[WHAT YOU ARE ASKED TO DO]
Output the data that follows exactly, line for line.
** START GIVEN INFORMATION **
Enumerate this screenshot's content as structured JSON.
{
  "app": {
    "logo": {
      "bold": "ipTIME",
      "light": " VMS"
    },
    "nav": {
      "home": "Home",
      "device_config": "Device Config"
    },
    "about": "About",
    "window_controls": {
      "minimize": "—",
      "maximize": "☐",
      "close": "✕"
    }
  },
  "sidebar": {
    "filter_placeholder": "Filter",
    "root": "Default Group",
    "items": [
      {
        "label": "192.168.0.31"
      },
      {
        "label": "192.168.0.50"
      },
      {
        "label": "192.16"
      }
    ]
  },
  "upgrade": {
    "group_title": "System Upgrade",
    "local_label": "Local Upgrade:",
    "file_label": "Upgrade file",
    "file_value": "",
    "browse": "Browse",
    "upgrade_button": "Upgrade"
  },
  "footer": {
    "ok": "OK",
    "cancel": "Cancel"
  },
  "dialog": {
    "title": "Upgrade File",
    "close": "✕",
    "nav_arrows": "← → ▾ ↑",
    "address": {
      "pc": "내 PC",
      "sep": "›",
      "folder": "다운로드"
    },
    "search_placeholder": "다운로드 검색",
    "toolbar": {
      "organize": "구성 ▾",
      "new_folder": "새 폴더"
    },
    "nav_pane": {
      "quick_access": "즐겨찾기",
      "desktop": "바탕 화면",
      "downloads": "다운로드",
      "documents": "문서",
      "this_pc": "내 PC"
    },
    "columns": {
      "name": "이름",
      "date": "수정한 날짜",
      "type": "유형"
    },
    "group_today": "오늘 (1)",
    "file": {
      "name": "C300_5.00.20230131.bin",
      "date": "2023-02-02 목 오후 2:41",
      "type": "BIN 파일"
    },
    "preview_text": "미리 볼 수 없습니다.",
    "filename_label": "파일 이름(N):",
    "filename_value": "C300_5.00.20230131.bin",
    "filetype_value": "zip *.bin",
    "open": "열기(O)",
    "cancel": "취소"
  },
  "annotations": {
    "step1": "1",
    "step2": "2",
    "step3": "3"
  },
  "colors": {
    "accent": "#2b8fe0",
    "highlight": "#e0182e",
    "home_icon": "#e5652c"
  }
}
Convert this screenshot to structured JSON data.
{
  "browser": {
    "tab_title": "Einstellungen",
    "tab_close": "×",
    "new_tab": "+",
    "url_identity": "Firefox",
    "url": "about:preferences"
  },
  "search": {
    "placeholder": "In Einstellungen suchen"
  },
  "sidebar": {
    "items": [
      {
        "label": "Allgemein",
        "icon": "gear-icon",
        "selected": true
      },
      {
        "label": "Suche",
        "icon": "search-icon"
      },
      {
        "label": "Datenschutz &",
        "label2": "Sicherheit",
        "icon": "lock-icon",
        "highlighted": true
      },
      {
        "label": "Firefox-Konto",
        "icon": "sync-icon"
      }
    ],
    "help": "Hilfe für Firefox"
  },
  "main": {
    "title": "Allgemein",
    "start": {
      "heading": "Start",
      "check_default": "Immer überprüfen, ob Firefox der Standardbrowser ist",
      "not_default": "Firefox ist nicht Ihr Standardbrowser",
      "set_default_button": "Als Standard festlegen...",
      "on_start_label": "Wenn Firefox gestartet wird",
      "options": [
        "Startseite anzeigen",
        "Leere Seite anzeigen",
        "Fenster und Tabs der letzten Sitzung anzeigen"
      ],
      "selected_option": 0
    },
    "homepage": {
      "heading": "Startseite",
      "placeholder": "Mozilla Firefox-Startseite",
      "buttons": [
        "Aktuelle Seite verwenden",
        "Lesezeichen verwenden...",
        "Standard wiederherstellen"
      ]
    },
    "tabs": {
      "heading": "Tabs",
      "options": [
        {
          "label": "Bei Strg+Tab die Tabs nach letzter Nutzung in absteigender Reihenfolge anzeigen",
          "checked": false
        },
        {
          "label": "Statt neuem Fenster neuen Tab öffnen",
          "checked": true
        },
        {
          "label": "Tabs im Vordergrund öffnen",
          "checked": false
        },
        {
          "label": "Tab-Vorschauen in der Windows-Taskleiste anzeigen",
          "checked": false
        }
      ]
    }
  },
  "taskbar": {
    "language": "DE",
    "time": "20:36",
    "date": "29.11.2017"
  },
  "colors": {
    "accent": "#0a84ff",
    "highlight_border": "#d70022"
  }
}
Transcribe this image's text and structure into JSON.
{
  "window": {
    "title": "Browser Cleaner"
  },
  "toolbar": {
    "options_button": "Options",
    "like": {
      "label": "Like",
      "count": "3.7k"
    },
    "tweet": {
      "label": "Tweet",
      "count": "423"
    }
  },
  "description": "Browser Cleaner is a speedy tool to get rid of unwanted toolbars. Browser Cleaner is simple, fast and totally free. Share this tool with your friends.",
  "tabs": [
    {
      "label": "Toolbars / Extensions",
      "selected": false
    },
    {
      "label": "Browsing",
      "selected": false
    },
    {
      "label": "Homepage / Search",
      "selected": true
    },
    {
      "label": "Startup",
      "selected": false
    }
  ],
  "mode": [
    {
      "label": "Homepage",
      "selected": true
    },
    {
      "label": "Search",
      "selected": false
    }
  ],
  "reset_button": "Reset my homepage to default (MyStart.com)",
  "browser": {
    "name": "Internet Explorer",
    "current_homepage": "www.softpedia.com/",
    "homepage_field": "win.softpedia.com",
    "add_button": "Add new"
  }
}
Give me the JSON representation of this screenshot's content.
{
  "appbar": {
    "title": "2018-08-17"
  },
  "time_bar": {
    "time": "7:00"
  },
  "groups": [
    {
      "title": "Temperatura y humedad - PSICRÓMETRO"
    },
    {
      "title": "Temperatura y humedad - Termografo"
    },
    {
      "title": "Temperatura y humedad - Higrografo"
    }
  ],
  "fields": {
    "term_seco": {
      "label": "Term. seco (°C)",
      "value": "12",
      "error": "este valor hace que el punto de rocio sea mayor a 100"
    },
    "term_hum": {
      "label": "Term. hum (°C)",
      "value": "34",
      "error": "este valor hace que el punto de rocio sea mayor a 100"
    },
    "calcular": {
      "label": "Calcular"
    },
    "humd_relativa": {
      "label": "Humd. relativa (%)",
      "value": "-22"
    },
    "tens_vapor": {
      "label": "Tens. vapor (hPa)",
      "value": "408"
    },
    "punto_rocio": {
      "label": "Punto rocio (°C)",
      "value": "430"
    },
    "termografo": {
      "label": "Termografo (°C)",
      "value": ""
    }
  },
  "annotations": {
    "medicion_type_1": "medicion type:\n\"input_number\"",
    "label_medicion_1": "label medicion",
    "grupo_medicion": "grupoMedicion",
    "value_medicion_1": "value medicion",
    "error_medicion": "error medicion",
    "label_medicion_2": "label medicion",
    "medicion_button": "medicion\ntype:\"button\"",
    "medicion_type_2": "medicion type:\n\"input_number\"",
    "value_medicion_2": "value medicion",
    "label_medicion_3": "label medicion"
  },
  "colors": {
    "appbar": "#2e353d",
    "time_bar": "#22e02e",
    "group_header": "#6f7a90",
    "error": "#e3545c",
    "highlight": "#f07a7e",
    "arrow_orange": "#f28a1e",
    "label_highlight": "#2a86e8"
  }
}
** END GIVEN INFORMATION **
[THE RESULT]
Enumerate this screenshot's content as structured JSON.
{
  "app": {
    "logo": {
      "bold": "ipTIME",
      "light": " VMS"
    },
    "nav": {
      "home": "Home",
      "device_config": "Device Config"
    },
    "about": "About",
    "window_controls": {
      "minimize": "—",
      "maximize": "☐",
      "close": "✕"
    }
  },
  "sidebar": {
    "filter_placeholder": "Filter",
    "root": "Default Group",
    "items": [
      {
        "label": "192.168.0.31"
      },
      {
        "label": "192.168.0.50"
      },
      {
        "label": "192.16"
      }
    ]
  },
  "upgrade": {
    "group_title": "System Upgrade",
    "local_label": "Local Upgrade:",
    "file_label": "Upgrade file",
    "file_value": "",
    "browse": "Browse",
    "upgrade_button": "Upgrade"
  },
  "footer": {
    "ok": "OK",
    "cancel": "Cancel"
  },
  "dialog": {
    "title": "Upgrade File",
    "close": "✕",
    "nav_arrows": "← → ▾ ↑",
    "address": {
      "pc": "내 PC",
      "sep": "›",
      "folder": "다운로드"
    },
    "search_placeholder": "다운로드 검색",
    "toolbar": {
      "organize": "구성 ▾",
      "new_folder": "새 폴더"
    },
    "nav_pane": {
      "quick_access": "즐겨찾기",
      "desktop": "바탕 화면",
      "downloads": "다운로드",
      "documents": "문서",
      "this_pc": "내 PC"
    },
    "columns": {
      "name": "이름",
      "date": "수정한 날짜",
      "type": "유형"
    },
    "group_today": "오늘 (1)",
    "file": {
      "name": "C300_5.00.20230131.bin",
      "date": "2023-02-02 목 오후 2:41",
      "type": "BIN 파일"
    },
    "preview_text": "미리 볼 수 없습니다.",
    "filename_label": "파일 이름(N):",
    "filename_value": "C300_5.00.20230131.bin",
    "filetype_value": "zip *.bin",
    "open": "열기(O)",
    "cancel": "취소"
  },
  "annotations": {
    "step1": "1",
    "step2": "2",
    "step3": "3"
  },
  "colors": {
    "accent": "#2b8fe0",
    "highlight": "#e0182e",
    "home_icon": "#e5652c"
  }
}
Convert this screenshot to structured JSON data.
{
  "browser": {
    "tab_title": "Einstellungen",
    "tab_close": "×",
    "new_tab": "+",
    "url_identity": "Firefox",
    "url": "about:preferences"
  },
  "search": {
    "placeholder": "In Einstellungen suchen"
  },
  "sidebar": {
    "items": [
      {
        "label": "Allgemein",
        "icon": "gear-icon",
        "selected": true
      },
      {
        "label": "Suche",
        "icon": "search-icon"
      },
      {
        "label": "Datenschutz &",
        "label2": "Sicherheit",
        "icon": "lock-icon",
        "highlighted": true
      },
      {
        "label": "Firefox-Konto",
        "icon": "sync-icon"
      }
    ],
    "help": "Hilfe für Firefox"
  },
  "main": {
    "title": "Allgemein",
    "start": {
      "heading": "Start",
      "check_default": "Immer überprüfen, ob Firefox der Standardbrowser ist",
      "not_default": "Firefox ist nicht Ihr Standardbrowser",
      "set_default_button": "Als Standard festlegen...",
      "on_start_label": "Wenn Firefox gestartet wird",
      "options": [
        "Startseite anzeigen",
        "Leere Seite anzeigen",
        "Fenster und Tabs der letzten Sitzung anzeigen"
      ],
      "selected_option": 0
    },
    "homepage": {
      "heading": "Startseite",
      "placeholder": "Mozilla Firefox-Startseite",
      "buttons": [
        "Aktuelle Seite verwenden",
        "Lesezeichen verwenden...",
        "Standard wiederherstellen"
      ]
    },
    "tabs": {
      "heading": "Tabs",
      "options": [
        {
          "label": "Bei Strg+Tab die Tabs nach letzter Nutzung in absteigender Reihenfolge anzeigen",
          "checked": false
        },
        {
          "label": "Statt neuem Fenster neuen Tab öffnen",
          "checked": true
        },
        {
          "label": "Tabs im Vordergrund öffnen",
          "checked": false
        },
        {
          "label": "Tab-Vorschauen in der Windows-Taskleiste anzeigen",
          "checked": false
        }
      ]
    }
  },
  "taskbar": {
    "language": "DE",
    "time": "20:36",
    "date": "29.11.2017"
  },
  "colors": {
    "accent": "#0a84ff",
    "highlight_border": "#d70022"
  }
}
Transcribe this image's text and structure into JSON.
{
  "window": {
    "title": "Browser Cleaner"
  },
  "toolbar": {
    "options_button": "Options",
    "like": {
      "label": "Like",
      "count": "3.7k"
    },
    "tweet": {
      "label": "Tweet",
      "count": "423"
    }
  },
  "description": "Browser Cleaner is a speedy tool to get rid of unwanted toolbars. Browser Cleaner is simple, fast and totally free. Share this tool with your friends.",
  "tabs": [
    {
      "label": "Toolbars / Extensions",
      "selected": false
    },
    {
      "label": "Browsing",
      "selected": false
    },
    {
      "label": "Homepage / Search",
      "selected": true
    },
    {
      "label": "Startup",
      "selected": false
    }
  ],
  "mode": [
    {
      "label": "Homepage",
      "selected": true
    },
    {
      "label": "Search",
      "selected": false
    }
  ],
  "reset_button": "Reset my homepage to default (MyStart.com)",
  "browser": {
    "name": "Internet Explorer",
    "current_homepage": "www.softpedia.com/",
    "homepage_field": "win.softpedia.com",
    "add_button": "Add new"
  }
}
Give me the JSON representation of this screenshot's content.
{
  "appbar": {
    "title": "2018-08-17"
  },
  "time_bar": {
    "time": "7:00"
  },
  "groups": [
    {
      "title": "Temperatura y humedad - PSICRÓMETRO"
    },
    {
      "title": "Temperatura y humedad - Termografo"
    },
    {
      "title": "Temperatura y humedad - Higrografo"
    }
  ],
  "fields": {
    "term_seco": {
      "label": "Term. seco (°C)",
      "value": "12",
      "error": "este valor hace que el punto de rocio sea mayor a 100"
    },
    "term_hum": {
      "label": "Term. hum (°C)",
      "value": "34",
      "error": "este valor hace que el punto de rocio sea mayor a 100"
    },
    "calcular": {
      "label": "Calcular"
    },
    "humd_relativa": {
      "label": "Humd. relativa (%)",
      "value": "-22"
    },
    "tens_vapor": {
      "label": "Tens. vapor (hPa)",
      "value": "408"
    },
    "punto_rocio": {
      "label": "Punto rocio (°C)",
      "value": "430"
    },
    "termografo": {
      "label": "Termografo (°C)",
      "value": ""
    }
  },
  "annotations": {
    "medicion_type_1": "medicion type:\n\"input_number\"",
    "label_medicion_1": "label medicion",
    "grupo_medicion": "grupoMedicion",
    "value_medicion_1": "value medicion",
    "error_medicion": "error medicion",
    "label_medicion_2": "label medicion",
    "medicion_button": "medicion\ntype:\"button\"",
    "medicion_type_2": "medicion type:\n\"input_number\"",
    "value_medicion_2": "value medicion",
    "label_medicion_3": "label medicion"
  },
  "colors": {
    "appbar": "#2e353d",
    "time_bar": "#22e02e",
    "group_header": "#6f7a90",
    "error": "#e3545c",
    "highlight": "#f07a7e",
    "arrow_orange": "#f28a1e",
    "label_highlight": "#2a86e8"
  }
}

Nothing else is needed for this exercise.